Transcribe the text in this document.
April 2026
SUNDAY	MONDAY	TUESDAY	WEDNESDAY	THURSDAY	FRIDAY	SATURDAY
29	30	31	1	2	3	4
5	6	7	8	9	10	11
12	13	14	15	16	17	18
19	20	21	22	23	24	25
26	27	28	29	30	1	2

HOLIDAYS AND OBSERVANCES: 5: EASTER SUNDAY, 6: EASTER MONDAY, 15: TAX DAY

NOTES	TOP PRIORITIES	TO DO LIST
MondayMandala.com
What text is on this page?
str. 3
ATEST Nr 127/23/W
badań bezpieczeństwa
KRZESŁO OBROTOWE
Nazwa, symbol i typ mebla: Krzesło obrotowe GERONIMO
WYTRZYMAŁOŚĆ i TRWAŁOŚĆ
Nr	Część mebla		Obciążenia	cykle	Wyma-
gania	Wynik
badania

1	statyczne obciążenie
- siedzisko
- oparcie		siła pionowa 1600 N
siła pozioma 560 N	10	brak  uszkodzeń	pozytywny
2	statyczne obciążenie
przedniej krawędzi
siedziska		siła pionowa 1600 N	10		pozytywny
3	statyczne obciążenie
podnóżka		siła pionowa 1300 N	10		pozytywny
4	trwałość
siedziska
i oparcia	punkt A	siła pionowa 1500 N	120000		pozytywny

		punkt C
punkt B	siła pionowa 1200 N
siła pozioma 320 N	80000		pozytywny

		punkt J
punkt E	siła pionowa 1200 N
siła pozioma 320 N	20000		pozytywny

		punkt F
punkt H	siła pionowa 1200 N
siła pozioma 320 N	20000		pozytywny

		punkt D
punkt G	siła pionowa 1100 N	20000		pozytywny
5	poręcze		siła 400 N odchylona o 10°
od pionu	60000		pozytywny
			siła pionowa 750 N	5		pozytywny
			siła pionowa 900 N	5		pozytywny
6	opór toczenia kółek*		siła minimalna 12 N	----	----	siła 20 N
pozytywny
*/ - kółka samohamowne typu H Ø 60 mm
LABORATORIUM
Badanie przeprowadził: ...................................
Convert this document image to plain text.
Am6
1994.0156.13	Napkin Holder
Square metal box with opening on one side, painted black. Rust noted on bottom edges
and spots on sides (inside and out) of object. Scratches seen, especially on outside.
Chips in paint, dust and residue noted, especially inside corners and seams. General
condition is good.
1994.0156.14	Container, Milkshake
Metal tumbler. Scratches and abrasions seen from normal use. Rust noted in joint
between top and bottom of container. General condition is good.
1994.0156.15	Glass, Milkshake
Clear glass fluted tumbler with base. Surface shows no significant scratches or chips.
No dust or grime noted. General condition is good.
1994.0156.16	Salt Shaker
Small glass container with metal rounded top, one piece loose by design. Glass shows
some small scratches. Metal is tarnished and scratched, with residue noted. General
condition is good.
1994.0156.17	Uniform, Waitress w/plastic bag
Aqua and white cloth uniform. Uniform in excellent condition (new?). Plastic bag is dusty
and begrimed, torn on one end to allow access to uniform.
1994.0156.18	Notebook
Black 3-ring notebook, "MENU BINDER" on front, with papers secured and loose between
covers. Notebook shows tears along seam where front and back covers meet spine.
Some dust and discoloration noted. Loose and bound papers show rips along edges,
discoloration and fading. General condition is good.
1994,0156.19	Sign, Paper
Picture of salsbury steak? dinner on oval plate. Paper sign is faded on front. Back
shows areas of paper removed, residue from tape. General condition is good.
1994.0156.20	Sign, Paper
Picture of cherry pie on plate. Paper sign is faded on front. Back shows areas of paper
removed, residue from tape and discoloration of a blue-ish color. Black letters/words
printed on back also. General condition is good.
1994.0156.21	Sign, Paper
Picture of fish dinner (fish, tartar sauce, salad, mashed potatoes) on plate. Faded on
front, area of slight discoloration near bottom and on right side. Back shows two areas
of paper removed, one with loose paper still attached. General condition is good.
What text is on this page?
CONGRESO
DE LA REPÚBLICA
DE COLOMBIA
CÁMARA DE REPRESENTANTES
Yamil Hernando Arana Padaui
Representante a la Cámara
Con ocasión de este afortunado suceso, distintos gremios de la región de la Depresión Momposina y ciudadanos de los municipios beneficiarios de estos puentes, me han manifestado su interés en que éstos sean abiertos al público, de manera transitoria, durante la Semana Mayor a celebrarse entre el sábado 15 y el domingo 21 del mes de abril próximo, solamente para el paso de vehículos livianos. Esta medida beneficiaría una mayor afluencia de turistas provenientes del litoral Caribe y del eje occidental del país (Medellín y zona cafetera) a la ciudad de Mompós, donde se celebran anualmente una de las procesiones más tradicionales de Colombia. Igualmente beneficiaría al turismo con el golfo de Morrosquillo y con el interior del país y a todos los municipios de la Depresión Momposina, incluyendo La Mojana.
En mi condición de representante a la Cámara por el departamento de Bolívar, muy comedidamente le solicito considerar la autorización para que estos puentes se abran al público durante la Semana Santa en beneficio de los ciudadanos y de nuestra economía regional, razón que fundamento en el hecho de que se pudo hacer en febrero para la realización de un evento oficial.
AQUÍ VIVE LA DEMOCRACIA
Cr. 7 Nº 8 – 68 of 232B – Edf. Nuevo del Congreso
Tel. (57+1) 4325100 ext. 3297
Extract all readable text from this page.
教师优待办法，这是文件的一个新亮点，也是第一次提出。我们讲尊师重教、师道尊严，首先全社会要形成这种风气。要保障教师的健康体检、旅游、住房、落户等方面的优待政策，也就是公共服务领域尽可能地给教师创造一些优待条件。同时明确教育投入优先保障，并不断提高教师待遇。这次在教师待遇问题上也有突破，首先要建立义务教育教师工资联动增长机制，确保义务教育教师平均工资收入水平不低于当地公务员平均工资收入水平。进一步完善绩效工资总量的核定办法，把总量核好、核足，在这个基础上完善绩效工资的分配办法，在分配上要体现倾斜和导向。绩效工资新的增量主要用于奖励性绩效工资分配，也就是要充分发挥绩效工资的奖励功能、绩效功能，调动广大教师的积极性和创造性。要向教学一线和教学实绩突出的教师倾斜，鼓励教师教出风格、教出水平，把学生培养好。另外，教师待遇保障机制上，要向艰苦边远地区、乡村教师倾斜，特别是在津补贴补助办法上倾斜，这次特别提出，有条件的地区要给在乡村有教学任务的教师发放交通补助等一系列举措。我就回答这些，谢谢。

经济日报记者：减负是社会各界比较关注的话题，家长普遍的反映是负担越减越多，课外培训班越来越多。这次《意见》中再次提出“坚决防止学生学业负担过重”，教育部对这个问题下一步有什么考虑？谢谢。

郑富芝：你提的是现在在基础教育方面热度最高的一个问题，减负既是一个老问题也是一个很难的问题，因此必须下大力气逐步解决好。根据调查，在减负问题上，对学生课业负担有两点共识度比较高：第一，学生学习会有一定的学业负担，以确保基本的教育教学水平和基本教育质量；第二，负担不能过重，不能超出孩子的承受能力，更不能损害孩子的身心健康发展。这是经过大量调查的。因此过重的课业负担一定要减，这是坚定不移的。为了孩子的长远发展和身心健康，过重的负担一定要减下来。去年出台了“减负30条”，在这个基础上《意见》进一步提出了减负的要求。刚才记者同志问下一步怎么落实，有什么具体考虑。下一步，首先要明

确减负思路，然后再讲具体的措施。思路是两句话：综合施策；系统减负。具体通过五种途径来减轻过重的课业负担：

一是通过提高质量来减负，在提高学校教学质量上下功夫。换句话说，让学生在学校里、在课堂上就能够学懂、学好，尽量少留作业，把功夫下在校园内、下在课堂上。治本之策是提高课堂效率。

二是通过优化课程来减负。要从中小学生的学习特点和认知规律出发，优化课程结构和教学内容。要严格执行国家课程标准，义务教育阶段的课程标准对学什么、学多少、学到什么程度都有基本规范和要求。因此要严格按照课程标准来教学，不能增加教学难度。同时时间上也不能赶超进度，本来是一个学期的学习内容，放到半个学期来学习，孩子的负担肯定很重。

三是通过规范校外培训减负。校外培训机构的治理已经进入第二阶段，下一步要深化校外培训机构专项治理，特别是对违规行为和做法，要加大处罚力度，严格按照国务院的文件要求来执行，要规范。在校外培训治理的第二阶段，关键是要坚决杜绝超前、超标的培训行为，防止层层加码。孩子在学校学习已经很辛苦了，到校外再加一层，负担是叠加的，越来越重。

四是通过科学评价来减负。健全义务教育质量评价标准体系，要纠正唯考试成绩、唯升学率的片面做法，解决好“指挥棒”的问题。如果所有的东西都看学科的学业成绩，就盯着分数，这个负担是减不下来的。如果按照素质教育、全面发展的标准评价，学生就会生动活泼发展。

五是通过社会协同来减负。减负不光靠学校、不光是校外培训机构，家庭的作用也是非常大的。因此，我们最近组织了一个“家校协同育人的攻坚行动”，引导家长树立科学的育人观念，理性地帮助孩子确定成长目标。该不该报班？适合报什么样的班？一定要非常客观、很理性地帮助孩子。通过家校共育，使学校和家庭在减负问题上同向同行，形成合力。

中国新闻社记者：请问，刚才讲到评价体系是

************

* Short task *
Copy out every line in the entries above that holds "areas".

* Answer to the problem *
shows areas of paper removed, residue from tape. General condition is good.
Picture of cherry pie on plate. Paper sign is faded on front. Back shows areas of paper
front, area of slight discoloration near bottom and on right side. Back shows two areas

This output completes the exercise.